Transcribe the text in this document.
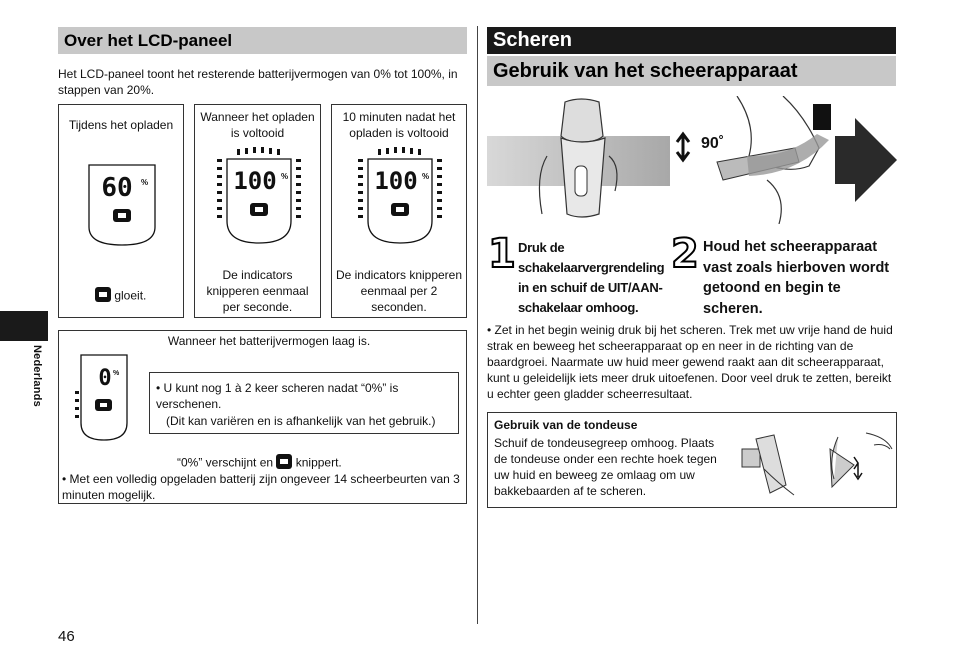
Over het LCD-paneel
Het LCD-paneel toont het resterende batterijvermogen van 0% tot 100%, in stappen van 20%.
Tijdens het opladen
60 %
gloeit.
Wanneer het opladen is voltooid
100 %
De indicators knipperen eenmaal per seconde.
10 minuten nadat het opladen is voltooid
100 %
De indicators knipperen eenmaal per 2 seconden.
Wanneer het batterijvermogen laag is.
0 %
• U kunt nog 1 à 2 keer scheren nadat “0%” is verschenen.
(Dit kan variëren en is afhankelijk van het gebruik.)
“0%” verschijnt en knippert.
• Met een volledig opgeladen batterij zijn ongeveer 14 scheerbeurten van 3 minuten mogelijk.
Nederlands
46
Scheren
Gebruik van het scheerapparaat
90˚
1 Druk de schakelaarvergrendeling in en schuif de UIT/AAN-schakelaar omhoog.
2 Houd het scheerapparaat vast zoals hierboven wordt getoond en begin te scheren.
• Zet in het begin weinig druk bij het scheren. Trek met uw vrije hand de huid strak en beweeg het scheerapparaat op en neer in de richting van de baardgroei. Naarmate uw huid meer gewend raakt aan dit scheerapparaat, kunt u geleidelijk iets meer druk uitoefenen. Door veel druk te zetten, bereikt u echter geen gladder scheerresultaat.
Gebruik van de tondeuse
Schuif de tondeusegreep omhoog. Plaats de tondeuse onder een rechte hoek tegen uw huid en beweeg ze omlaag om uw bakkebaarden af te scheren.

* * * *

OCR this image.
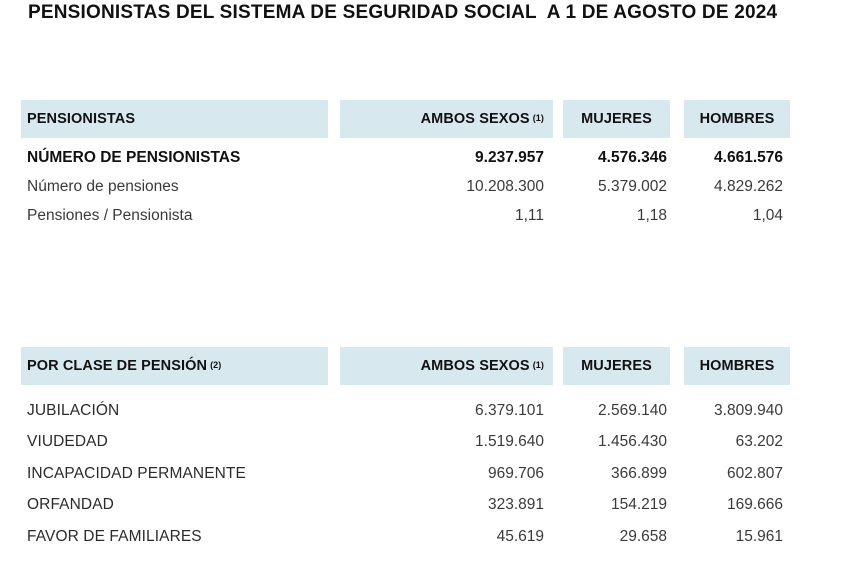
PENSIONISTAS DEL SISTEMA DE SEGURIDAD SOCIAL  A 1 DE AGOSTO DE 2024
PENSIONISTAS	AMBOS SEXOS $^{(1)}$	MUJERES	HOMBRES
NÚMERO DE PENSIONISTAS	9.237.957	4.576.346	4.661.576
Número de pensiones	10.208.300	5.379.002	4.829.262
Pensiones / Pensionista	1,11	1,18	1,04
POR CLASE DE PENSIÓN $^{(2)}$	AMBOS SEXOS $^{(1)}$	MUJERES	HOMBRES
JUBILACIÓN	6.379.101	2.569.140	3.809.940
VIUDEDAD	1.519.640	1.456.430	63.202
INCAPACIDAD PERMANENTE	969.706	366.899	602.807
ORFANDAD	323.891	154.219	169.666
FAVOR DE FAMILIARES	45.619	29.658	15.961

* * * *

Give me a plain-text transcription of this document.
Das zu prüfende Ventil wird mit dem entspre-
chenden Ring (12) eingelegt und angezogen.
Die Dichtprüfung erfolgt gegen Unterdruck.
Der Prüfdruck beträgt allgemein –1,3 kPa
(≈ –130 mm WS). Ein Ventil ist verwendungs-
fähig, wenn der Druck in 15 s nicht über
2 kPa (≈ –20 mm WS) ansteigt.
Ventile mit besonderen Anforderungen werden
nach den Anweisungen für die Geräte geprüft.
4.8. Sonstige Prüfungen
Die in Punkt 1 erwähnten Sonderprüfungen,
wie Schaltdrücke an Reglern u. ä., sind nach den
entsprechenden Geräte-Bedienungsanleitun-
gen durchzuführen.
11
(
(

* * * *

EXERCISE DIRECTIONS: Give the number of lines in the records that contain the string "indicators", with no other output.

EXERCISE RESPONSE: 2